EXERCISE AIM: Copy down all of the data underneath, exactly as shown.

(Collected data)
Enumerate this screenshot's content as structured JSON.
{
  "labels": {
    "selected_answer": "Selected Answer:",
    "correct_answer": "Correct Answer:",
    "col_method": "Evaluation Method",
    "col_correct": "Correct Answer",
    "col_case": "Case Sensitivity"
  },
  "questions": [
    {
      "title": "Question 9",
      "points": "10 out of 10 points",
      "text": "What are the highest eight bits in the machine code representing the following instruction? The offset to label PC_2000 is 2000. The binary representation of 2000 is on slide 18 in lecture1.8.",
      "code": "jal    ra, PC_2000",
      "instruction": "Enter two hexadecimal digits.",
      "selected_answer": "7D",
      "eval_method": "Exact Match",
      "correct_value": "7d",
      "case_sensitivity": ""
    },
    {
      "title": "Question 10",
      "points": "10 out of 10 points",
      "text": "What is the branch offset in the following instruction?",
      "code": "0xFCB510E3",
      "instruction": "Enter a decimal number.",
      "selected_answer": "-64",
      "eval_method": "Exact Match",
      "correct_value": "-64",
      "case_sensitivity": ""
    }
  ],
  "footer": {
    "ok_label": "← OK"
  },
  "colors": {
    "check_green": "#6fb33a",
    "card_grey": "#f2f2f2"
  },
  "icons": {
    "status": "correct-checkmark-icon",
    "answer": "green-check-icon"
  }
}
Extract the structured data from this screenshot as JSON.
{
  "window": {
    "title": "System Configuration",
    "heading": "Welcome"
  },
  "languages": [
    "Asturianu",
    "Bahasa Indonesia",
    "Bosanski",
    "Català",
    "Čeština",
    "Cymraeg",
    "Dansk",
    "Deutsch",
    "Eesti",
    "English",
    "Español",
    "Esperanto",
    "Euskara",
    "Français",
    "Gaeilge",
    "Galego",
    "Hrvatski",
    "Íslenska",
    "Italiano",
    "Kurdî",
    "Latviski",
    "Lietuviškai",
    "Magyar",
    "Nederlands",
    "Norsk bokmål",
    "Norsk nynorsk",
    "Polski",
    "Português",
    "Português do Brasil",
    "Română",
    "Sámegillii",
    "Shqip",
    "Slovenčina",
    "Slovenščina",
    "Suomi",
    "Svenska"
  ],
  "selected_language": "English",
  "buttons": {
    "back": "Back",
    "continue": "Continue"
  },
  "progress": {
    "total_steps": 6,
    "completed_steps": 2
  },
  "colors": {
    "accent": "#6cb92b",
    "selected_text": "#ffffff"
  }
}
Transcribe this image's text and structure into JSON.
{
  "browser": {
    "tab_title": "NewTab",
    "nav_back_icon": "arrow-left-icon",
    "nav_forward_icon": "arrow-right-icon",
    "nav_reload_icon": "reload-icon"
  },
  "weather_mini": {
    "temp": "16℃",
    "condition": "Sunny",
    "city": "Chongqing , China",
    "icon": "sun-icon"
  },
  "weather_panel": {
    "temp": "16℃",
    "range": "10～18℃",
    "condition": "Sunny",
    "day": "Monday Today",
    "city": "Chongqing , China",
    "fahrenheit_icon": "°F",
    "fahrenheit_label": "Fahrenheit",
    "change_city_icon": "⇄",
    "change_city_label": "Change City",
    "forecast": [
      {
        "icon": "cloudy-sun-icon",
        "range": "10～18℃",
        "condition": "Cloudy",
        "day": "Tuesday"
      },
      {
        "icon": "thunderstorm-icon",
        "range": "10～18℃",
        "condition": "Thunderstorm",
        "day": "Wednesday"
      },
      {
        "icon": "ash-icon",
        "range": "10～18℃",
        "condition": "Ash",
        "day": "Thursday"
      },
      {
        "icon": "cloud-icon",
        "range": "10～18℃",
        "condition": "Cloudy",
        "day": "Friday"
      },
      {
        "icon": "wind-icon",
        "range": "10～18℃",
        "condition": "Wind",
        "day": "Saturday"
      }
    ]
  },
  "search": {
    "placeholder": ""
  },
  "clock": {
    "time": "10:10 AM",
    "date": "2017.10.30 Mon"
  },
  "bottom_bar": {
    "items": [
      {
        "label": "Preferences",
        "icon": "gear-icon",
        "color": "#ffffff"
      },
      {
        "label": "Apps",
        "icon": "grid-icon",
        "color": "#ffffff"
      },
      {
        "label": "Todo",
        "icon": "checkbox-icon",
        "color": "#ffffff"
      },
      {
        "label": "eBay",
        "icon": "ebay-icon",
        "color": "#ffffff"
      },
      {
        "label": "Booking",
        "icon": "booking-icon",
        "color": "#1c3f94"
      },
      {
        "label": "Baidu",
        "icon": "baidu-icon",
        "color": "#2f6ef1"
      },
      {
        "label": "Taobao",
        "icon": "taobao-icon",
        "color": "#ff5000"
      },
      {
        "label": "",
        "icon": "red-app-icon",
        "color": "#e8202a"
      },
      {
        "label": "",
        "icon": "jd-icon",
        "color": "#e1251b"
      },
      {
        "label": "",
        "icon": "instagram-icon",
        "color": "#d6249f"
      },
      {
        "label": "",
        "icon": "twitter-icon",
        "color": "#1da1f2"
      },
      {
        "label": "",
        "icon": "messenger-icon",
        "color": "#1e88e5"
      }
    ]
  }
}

FULL SOLUTION:
Enumerate this screenshot's content as structured JSON.
{
  "labels": {
    "selected_answer": "Selected Answer:",
    "correct_answer": "Correct Answer:",
    "col_method": "Evaluation Method",
    "col_correct": "Correct Answer",
    "col_case": "Case Sensitivity"
  },
  "questions": [
    {
      "title": "Question 9",
      "points": "10 out of 10 points",
      "text": "What are the highest eight bits in the machine code representing the following instruction? The offset to label PC_2000 is 2000. The binary representation of 2000 is on slide 18 in lecture1.8.",
      "code": "jal    ra, PC_2000",
      "instruction": "Enter two hexadecimal digits.",
      "selected_answer": "7D",
      "eval_method": "Exact Match",
      "correct_value": "7d",
      "case_sensitivity": ""
    },
    {
      "title": "Question 10",
      "points": "10 out of 10 points",
      "text": "What is the branch offset in the following instruction?",
      "code": "0xFCB510E3",
      "instruction": "Enter a decimal number.",
      "selected_answer": "-64",
      "eval_method": "Exact Match",
      "correct_value": "-64",
      "case_sensitivity": ""
    }
  ],
  "footer": {
    "ok_label": "← OK"
  },
  "colors": {
    "check_green": "#6fb33a",
    "card_grey": "#f2f2f2"
  },
  "icons": {
    "status": "correct-checkmark-icon",
    "answer": "green-check-icon"
  }
}
Extract the structured data from this screenshot as JSON.
{
  "window": {
    "title": "System Configuration",
    "heading": "Welcome"
  },
  "languages": [
    "Asturianu",
    "Bahasa Indonesia",
    "Bosanski",
    "Català",
    "Čeština",
    "Cymraeg",
    "Dansk",
    "Deutsch",
    "Eesti",
    "English",
    "Español",
    "Esperanto",
    "Euskara",
    "Français",
    "Gaeilge",
    "Galego",
    "Hrvatski",
    "Íslenska",
    "Italiano",
    "Kurdî",
    "Latviski",
    "Lietuviškai",
    "Magyar",
    "Nederlands",
    "Norsk bokmål",
    "Norsk nynorsk",
    "Polski",
    "Português",
    "Português do Brasil",
    "Română",
    "Sámegillii",
    "Shqip",
    "Slovenčina",
    "Slovenščina",
    "Suomi",
    "Svenska"
  ],
  "selected_language": "English",
  "buttons": {
    "back": "Back",
    "continue": "Continue"
  },
  "progress": {
    "total_steps": 6,
    "completed_steps": 2
  },
  "colors": {
    "accent": "#6cb92b",
    "selected_text": "#ffffff"
  }
}
Transcribe this image's text and structure into JSON.
{
  "browser": {
    "tab_title": "NewTab",
    "nav_back_icon": "arrow-left-icon",
    "nav_forward_icon": "arrow-right-icon",
    "nav_reload_icon": "reload-icon"
  },
  "weather_mini": {
    "temp": "16℃",
    "condition": "Sunny",
    "city": "Chongqing , China",
    "icon": "sun-icon"
  },
  "weather_panel": {
    "temp": "16℃",
    "range": "10～18℃",
    "condition": "Sunny",
    "day": "Monday Today",
    "city": "Chongqing , China",
    "fahrenheit_icon": "°F",
    "fahrenheit_label": "Fahrenheit",
    "change_city_icon": "⇄",
    "change_city_label": "Change City",
    "forecast": [
      {
        "icon": "cloudy-sun-icon",
        "range": "10～18℃",
        "condition": "Cloudy",
        "day": "Tuesday"
      },
      {
        "icon": "thunderstorm-icon",
        "range": "10～18℃",
        "condition": "Thunderstorm",
        "day": "Wednesday"
      },
      {
        "icon": "ash-icon",
        "range": "10～18℃",
        "condition": "Ash",
        "day": "Thursday"
      },
      {
        "icon": "cloud-icon",
        "range": "10～18℃",
        "condition": "Cloudy",
        "day": "Friday"
      },
      {
        "icon": "wind-icon",
        "range": "10～18℃",
        "condition": "Wind",
        "day": "Saturday"
      }
    ]
  },
  "search": {
    "placeholder": ""
  },
  "clock": {
    "time": "10:10 AM",
    "date": "2017.10.30 Mon"
  },
  "bottom_bar": {
    "items": [
      {
        "label": "Preferences",
        "icon": "gear-icon",
        "color": "#ffffff"
      },
      {
        "label": "Apps",
        "icon": "grid-icon",
        "color": "#ffffff"
      },
      {
        "label": "Todo",
        "icon": "checkbox-icon",
        "color": "#ffffff"
      },
      {
        "label": "eBay",
        "icon": "ebay-icon",
        "color": "#ffffff"
      },
      {
        "label": "Booking",
        "icon": "booking-icon",
        "color": "#1c3f94"
      },
      {
        "label": "Baidu",
        "icon": "baidu-icon",
        "color": "#2f6ef1"
      },
      {
        "label": "Taobao",
        "icon": "taobao-icon",
        "color": "#ff5000"
      },
      {
        "label": "",
        "icon": "red-app-icon",
        "color": "#e8202a"
      },
      {
        "label": "",
        "icon": "jd-icon",
        "color": "#e1251b"
      },
      {
        "label": "",
        "icon": "instagram-icon",
        "color": "#d6249f"
      },
      {
        "label": "",
        "icon": "twitter-icon",
        "color": "#1da1f2"
      },
      {
        "label": "",
        "icon": "messenger-icon",
        "color": "#1e88e5"
      }
    ]
  }
}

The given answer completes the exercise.